The backbone of the oasis

My late husband and I built three rock dams at the oasis. The first two divert water into below-ground-level tanks. The third one (I call the lower dam) is the biggest. It just holds water in the arroyo for a few weeks to give everything a good soaking, rather than it running away and leaving everything dry in a couple of days. Through the years, silt has built up behind the dam and a nice habitat is growing there. Here's a recent photo I took of part of the new habitat the dam created.

April 2019
August 2017
The first dam (upper dam) is the one that fills my big in-ground tank, pictured here.

Monsoon of September 2018
And the second (middle dam) gets water behind it after the big tank is full and water is then able to run over the first dam. The middle dam diverts into the stucco tank. Often there's not enough runoff to get that far, but I usually get plenty of water in my two dirt tanks (in a different arroyo) that I can pump the stucco tank full anyway. Here's the middle dam. Even if water doesn't make it to the stucco tank, it still backs up enough to give my lovely soapberry patch a good soaking.

- [DATA SUPPLIED]

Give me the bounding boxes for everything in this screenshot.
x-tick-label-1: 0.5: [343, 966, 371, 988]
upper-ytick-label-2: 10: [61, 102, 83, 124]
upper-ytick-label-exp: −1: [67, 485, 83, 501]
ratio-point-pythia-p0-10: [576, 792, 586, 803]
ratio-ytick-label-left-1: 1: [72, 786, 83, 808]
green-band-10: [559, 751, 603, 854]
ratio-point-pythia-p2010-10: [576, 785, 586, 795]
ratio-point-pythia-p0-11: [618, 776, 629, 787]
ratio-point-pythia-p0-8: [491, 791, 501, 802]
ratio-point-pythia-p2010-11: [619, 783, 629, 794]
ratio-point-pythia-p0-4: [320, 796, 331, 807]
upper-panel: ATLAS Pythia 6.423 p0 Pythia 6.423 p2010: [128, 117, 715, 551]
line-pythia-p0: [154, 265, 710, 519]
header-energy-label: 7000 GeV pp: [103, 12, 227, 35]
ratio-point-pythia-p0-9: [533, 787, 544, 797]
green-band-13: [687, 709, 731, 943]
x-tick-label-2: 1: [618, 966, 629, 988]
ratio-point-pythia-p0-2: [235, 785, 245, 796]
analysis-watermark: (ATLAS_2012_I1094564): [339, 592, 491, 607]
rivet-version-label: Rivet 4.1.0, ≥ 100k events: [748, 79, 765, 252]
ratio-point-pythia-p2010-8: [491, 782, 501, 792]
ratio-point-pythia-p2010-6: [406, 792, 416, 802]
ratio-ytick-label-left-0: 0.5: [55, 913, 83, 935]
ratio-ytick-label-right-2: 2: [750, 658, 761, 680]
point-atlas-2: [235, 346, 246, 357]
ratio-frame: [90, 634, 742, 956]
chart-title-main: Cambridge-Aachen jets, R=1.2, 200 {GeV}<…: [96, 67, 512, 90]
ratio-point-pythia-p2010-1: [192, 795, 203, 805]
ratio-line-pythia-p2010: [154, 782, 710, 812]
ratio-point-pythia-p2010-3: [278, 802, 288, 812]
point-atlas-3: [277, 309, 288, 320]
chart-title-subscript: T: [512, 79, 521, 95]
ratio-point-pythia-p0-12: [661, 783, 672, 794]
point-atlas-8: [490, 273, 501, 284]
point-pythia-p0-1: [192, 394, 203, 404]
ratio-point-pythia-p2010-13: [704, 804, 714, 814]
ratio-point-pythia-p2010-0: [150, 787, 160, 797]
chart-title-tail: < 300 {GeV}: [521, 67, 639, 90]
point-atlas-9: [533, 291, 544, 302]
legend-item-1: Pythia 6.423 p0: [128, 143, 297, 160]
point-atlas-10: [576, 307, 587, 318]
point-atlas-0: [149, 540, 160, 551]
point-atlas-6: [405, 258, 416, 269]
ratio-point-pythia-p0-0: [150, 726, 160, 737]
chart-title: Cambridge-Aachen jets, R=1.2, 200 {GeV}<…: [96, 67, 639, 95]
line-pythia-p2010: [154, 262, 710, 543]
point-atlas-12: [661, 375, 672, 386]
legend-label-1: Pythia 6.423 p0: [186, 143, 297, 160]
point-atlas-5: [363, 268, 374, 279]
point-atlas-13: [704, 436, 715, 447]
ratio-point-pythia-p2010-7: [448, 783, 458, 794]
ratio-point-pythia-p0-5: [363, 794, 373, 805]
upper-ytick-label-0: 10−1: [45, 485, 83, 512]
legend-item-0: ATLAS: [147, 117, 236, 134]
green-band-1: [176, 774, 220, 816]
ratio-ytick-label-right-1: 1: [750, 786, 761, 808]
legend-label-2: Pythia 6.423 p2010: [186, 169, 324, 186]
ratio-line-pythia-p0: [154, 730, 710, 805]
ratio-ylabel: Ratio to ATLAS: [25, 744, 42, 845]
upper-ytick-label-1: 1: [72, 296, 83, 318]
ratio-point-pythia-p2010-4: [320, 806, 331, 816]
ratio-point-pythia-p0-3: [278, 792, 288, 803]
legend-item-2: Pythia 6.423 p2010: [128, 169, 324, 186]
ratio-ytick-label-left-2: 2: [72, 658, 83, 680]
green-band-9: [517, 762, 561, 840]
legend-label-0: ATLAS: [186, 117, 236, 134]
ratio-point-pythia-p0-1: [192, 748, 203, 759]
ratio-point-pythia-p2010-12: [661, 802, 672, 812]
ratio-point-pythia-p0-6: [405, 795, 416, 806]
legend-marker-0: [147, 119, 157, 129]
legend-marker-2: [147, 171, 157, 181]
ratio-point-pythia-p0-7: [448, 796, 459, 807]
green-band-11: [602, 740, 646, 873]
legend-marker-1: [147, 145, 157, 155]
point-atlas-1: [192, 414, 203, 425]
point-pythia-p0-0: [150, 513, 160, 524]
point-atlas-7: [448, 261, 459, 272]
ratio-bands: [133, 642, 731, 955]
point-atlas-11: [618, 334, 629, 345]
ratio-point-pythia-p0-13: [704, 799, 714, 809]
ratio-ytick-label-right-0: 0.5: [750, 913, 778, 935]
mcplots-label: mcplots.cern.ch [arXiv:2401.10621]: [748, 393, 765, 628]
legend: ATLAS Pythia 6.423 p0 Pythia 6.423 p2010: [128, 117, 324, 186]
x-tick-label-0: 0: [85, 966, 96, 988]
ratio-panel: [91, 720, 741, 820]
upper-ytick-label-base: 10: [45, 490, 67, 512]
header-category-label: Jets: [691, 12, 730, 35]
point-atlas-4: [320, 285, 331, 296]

- [PROBLEMS TO WORK ON]
(A) Rewrite the account of the oasis dams between "My late husband" and "tank, pictured here.", inclusive, replacing "arroyo" with "wash".
(B) In the account of the oasis dams, which tank does the upper dam fill?
(C) Pick up the account of the oasis dams after its last sentence and keep writing.

- [TASK-BY-TASK ANSWERS]
(A)
My late husband and I built three rock dams at the oasis. The first two divert water into below-ground-level tanks. The third one (I call the lower dam) is the biggest. It just holds water in the wash for a few weeks to give everything a good soaking, rather than it running away and leaving everything dry in a couple of days. Through the years, silt has built up behind the dam and a nice habitat is growing there. Here's a recent photo I took of part of the new habitat the dam created.

April 2019
August 2017
The first dam (upper dam) is the one that fills my big in-ground tank, pictured here.

(B) The big in-ground tank.

(C)
Middle dam July 2005
The oasis totally depends on the harvesting of rainwater. And because I have the new above ground tank, I'm no longer stressed about water leaking and evaporating in the stucco tank. Normally, I'm really stressed around May when all my water is just about gone, trying to make it until the summer monsoons (Jul-Sep). Not this year. I'm good. And so grateful to all the wonderful donations that made it happen. If the dams are the backbone, then the water is the life-blood.